§ **Request**
Output every entry exactly, from the first line to the last.

START Source records

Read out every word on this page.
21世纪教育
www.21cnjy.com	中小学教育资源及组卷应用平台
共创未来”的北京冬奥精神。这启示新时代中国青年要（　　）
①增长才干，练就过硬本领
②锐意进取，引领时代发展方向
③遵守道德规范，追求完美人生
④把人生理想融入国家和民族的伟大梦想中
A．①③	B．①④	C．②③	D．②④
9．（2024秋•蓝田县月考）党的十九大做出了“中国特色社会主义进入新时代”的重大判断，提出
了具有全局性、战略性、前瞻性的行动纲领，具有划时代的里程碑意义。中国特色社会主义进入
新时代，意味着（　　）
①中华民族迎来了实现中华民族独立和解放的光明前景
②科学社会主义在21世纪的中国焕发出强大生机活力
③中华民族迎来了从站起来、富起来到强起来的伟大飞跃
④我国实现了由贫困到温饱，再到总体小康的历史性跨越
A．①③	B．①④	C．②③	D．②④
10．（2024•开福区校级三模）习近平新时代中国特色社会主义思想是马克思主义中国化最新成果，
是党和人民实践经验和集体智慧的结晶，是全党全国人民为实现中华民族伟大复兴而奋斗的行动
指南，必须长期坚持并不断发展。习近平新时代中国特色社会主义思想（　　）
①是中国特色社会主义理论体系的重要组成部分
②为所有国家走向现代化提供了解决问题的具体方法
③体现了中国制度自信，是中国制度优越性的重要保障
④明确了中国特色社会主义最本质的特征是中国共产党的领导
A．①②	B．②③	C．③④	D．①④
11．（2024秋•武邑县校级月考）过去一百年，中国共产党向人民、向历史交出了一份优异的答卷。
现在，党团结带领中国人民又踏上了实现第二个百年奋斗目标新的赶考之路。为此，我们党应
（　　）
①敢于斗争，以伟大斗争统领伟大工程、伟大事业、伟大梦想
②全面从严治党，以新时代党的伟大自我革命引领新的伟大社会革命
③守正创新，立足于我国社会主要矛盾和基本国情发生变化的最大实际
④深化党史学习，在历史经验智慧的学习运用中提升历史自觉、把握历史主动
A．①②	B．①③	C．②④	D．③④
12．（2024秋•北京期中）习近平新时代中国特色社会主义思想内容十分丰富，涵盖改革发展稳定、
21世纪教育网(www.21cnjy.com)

END Source records

§ **Correct response**
Read out every word on this page.
21世纪教育
www.21cnjy.com	中小学教育资源及组卷应用平台
共创未来”的北京冬奥精神。这启示新时代中国青年要（　　）
①增长才干，练就过硬本领
②锐意进取，引领时代发展方向
③遵守道德规范，追求完美人生
④把人生理想融入国家和民族的伟大梦想中
A．①③	B．①④	C．②③	D．②④
9．（2024秋•蓝田县月考）党的十九大做出了“中国特色社会主义进入新时代”的重大判断，提出
了具有全局性、战略性、前瞻性的行动纲领，具有划时代的里程碑意义。中国特色社会主义进入
新时代，意味着（　　）
①中华民族迎来了实现中华民族独立和解放的光明前景
②科学社会主义在21世纪的中国焕发出强大生机活力
③中华民族迎来了从站起来、富起来到强起来的伟大飞跃
④我国实现了由贫困到温饱，再到总体小康的历史性跨越
A．①③	B．①④	C．②③	D．②④
10．（2024•开福区校级三模）习近平新时代中国特色社会主义思想是马克思主义中国化最新成果，
是党和人民实践经验和集体智慧的结晶，是全党全国人民为实现中华民族伟大复兴而奋斗的行动
指南，必须长期坚持并不断发展。习近平新时代中国特色社会主义思想（　　）
①是中国特色社会主义理论体系的重要组成部分
②为所有国家走向现代化提供了解决问题的具体方法
③体现了中国制度自信，是中国制度优越性的重要保障
④明确了中国特色社会主义最本质的特征是中国共产党的领导
A．①②	B．②③	C．③④	D．①④
11．（2024秋•武邑县校级月考）过去一百年，中国共产党向人民、向历史交出了一份优异的答卷。
现在，党团结带领中国人民又踏上了实现第二个百年奋斗目标新的赶考之路。为此，我们党应
（　　）
①敢于斗争，以伟大斗争统领伟大工程、伟大事业、伟大梦想
②全面从严治党，以新时代党的伟大自我革命引领新的伟大社会革命
③守正创新，立足于我国社会主要矛盾和基本国情发生变化的最大实际
④深化党史学习，在历史经验智慧的学习运用中提升历史自觉、把握历史主动
A．①②	B．①③	C．②④	D．③④
12．（2024秋•北京期中）习近平新时代中国特色社会主义思想内容十分丰富，涵盖改革发展稳定、
21世纪教育网(www.21cnjy.com)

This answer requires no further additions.